Input rows ▸
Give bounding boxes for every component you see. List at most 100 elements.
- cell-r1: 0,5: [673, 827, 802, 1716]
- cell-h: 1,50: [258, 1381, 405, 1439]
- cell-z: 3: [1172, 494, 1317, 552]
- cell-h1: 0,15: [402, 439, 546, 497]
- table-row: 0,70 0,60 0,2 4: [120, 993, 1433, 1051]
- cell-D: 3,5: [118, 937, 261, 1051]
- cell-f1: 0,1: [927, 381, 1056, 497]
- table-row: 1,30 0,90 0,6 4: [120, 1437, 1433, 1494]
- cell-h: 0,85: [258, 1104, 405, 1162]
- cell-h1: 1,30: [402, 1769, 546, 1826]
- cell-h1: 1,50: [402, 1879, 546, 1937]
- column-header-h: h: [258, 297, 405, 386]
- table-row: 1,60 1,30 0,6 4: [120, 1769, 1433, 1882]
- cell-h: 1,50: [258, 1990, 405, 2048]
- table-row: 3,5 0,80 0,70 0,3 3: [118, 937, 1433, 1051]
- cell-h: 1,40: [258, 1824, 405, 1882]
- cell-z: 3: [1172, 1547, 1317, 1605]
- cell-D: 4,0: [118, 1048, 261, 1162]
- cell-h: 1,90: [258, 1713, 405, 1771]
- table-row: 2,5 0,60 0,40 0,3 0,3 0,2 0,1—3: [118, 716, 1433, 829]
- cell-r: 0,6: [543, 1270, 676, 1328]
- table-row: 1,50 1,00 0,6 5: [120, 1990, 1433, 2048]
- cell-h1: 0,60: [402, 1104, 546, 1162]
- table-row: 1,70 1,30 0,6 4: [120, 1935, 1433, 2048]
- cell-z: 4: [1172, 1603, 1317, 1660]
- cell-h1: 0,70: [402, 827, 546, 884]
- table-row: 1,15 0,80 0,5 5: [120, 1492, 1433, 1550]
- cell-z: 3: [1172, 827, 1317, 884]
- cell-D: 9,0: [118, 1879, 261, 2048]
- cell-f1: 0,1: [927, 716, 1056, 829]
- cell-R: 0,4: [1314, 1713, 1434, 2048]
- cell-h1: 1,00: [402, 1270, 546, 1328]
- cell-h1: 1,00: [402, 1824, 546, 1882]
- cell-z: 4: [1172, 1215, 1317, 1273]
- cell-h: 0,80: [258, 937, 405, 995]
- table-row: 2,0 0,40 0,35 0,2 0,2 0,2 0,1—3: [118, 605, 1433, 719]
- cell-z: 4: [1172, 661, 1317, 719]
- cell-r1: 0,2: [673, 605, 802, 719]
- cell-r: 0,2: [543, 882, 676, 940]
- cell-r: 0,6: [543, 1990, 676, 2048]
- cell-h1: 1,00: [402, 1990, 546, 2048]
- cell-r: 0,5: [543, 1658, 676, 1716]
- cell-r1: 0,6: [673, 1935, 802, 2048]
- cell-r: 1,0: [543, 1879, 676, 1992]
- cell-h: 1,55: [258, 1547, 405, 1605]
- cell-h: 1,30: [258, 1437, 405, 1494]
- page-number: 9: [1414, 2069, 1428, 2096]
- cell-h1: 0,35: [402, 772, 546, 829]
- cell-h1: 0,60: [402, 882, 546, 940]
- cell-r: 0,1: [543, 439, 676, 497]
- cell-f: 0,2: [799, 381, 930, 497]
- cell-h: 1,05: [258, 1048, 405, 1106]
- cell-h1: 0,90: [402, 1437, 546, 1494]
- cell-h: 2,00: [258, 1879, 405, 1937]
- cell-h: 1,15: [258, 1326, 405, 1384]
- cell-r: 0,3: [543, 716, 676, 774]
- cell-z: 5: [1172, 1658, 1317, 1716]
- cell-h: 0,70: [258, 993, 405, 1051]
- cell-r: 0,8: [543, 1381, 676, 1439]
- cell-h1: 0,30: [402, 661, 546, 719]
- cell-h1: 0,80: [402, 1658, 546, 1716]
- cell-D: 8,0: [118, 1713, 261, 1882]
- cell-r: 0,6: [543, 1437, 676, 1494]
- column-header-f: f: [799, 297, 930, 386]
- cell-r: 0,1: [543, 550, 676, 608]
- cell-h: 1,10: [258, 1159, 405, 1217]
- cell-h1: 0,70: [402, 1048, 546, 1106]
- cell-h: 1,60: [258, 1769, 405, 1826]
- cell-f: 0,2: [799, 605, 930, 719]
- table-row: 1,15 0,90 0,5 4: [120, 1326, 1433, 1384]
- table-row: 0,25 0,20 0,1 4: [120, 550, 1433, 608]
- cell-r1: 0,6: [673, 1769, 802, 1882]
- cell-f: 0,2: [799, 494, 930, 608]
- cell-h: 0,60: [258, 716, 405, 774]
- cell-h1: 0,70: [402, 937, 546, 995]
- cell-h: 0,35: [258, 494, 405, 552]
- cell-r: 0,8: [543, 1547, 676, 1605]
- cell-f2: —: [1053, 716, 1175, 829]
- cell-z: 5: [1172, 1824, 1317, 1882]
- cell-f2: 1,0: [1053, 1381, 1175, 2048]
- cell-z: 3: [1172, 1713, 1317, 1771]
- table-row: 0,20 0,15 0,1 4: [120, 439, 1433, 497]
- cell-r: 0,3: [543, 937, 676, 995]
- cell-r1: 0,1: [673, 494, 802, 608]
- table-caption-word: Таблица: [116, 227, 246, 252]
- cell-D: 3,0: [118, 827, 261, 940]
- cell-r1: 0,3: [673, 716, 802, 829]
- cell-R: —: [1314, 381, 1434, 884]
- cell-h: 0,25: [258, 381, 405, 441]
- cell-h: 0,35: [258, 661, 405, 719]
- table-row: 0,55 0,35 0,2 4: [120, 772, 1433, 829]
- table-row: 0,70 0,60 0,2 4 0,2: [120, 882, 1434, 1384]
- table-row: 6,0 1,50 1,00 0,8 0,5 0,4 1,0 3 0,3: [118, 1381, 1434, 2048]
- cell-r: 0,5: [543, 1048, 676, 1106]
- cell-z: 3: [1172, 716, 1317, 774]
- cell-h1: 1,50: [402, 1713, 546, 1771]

What to do ▸ Reproduce every line of the items above, character for character.

Exercise response ▸
Give bounding boxes for every component you see. List at most 100 elements.
- cell-r1: 0,5: [673, 827, 802, 1716]
- cell-h: 1,50: [258, 1381, 405, 1439]
- cell-z: 3: [1172, 494, 1317, 552]
- cell-h1: 0,15: [402, 439, 546, 497]
- table-row: 0,70 0,60 0,2 4: [120, 993, 1433, 1051]
- cell-D: 3,5: [118, 937, 261, 1051]
- cell-f1: 0,1: [927, 381, 1056, 497]
- table-row: 1,30 0,90 0,6 4: [120, 1437, 1433, 1494]
- cell-h: 0,85: [258, 1104, 405, 1162]
- cell-h1: 1,30: [402, 1769, 546, 1826]
- cell-h1: 1,50: [402, 1879, 546, 1937]
- column-header-h: h: [258, 297, 405, 386]
- table-row: 1,60 1,30 0,6 4: [120, 1769, 1433, 1882]
- cell-h: 1,50: [258, 1990, 405, 2048]
- table-row: 3,5 0,80 0,70 0,3 3: [118, 937, 1433, 1051]
- cell-h: 1,40: [258, 1824, 405, 1882]
- cell-z: 3: [1172, 1547, 1317, 1605]
- cell-D: 4,0: [118, 1048, 261, 1162]
- cell-h: 1,90: [258, 1713, 405, 1771]
- table-row: 2,5 0,60 0,40 0,3 0,3 0,2 0,1—3: [118, 716, 1433, 829]
- cell-r: 0,6: [543, 1270, 676, 1328]
- table-row: 1,50 1,00 0,6 5: [120, 1990, 1433, 2048]
- cell-h1: 0,60: [402, 1104, 546, 1162]
- table-row: 1,70 1,30 0,6 4: [120, 1935, 1433, 2048]
- cell-z: 4: [1172, 1603, 1317, 1660]
- cell-h1: 0,70: [402, 827, 546, 884]
- table-row: 1,15 0,80 0,5 5: [120, 1492, 1433, 1550]
- cell-z: 3: [1172, 827, 1317, 884]
- cell-D: 9,0: [118, 1879, 261, 2048]
- cell-f1: 0,1: [927, 716, 1056, 829]
- cell-R: 0,4: [1314, 1713, 1434, 2048]
- cell-h1: 1,00: [402, 1270, 546, 1328]
- cell-h1: 1,00: [402, 1824, 546, 1882]
- cell-z: 4: [1172, 1215, 1317, 1273]
- cell-h: 0,80: [258, 937, 405, 995]
- table-row: 2,0 0,40 0,35 0,2 0,2 0,2 0,1—3: [118, 605, 1433, 719]
- cell-z: 4: [1172, 661, 1317, 719]
- cell-r1: 0,2: [673, 605, 802, 719]
- cell-r: 0,2: [543, 882, 676, 940]
- cell-r: 0,6: [543, 1990, 676, 2048]
- cell-h1: 1,00: [402, 1990, 546, 2048]
- cell-r: 0,5: [543, 1658, 676, 1716]
- cell-r1: 0,6: [673, 1935, 802, 2048]
- cell-r: 1,0: [543, 1879, 676, 1992]
- cell-h: 1,55: [258, 1547, 405, 1605]
- cell-h: 1,30: [258, 1437, 405, 1494]
- page-number: 9: [1414, 2069, 1428, 2096]
- cell-h1: 0,35: [402, 772, 546, 829]
- cell-h1: 0,60: [402, 882, 546, 940]
- cell-r: 0,1: [543, 439, 676, 497]
- cell-f: 0,2: [799, 381, 930, 497]
- cell-h: 1,05: [258, 1048, 405, 1106]
- cell-h1: 0,90: [402, 1437, 546, 1494]
- cell-h: 2,00: [258, 1879, 405, 1937]
- cell-h: 1,15: [258, 1326, 405, 1384]
- cell-r: 0,3: [543, 716, 676, 774]
- cell-z: 5: [1172, 1658, 1317, 1716]
- cell-h: 0,70: [258, 993, 405, 1051]
- cell-r: 0,8: [543, 1381, 676, 1439]
- cell-h1: 0,30: [402, 661, 546, 719]
- cell-h1: 0,80: [402, 1658, 546, 1716]
- cell-D: 8,0: [118, 1713, 261, 1882]
- cell-r: 0,6: [543, 1437, 676, 1494]
- column-header-f: f: [799, 297, 930, 386]
- cell-r: 0,1: [543, 550, 676, 608]
- cell-h: 1,10: [258, 1159, 405, 1217]
- cell-h1: 0,70: [402, 1048, 546, 1106]
- cell-h: 1,60: [258, 1769, 405, 1826]
- cell-f: 0,2: [799, 605, 930, 719]
- table-row: 1,15 0,90 0,5 4: [120, 1326, 1433, 1384]
- table-row: 0,25 0,20 0,1 4: [120, 550, 1433, 608]
- cell-r1: 0,6: [673, 1769, 802, 1882]
- cell-f: 0,2: [799, 494, 930, 608]
- cell-h: 0,60: [258, 716, 405, 774]
- cell-h1: 0,70: [402, 937, 546, 995]
- cell-h: 0,35: [258, 494, 405, 552]
- cell-r: 0,8: [543, 1547, 676, 1605]
- cell-f2: —: [1053, 716, 1175, 829]
- cell-z: 5: [1172, 1824, 1317, 1882]
- cell-f2: 1,0: [1053, 1381, 1175, 2048]
- cell-z: 3: [1172, 1713, 1317, 1771]
- table-row: 0,20 0,15 0,1 4: [120, 439, 1433, 497]
- cell-r: 0,3: [543, 937, 676, 995]
- cell-r1: 0,1: [673, 494, 802, 608]
- table-caption-word: Таблица: [116, 227, 246, 252]
- cell-D: 3,0: [118, 827, 261, 940]
- cell-r1: 0,3: [673, 716, 802, 829]
- cell-R: —: [1314, 381, 1434, 884]
- cell-h: 0,25: [258, 381, 405, 441]
- cell-h: 0,35: [258, 661, 405, 719]
- table-row: 0,55 0,35 0,2 4: [120, 772, 1433, 829]
- table-row: 0,70 0,60 0,2 4 0,2: [120, 882, 1434, 1384]
- table-row: 6,0 1,50 1,00 0,8 0,5 0,4 1,0 3 0,3: [118, 1381, 1434, 2048]
- cell-r: 0,5: [543, 1048, 676, 1106]
- cell-z: 3: [1172, 716, 1317, 774]
- cell-h1: 1,50: [402, 1713, 546, 1771]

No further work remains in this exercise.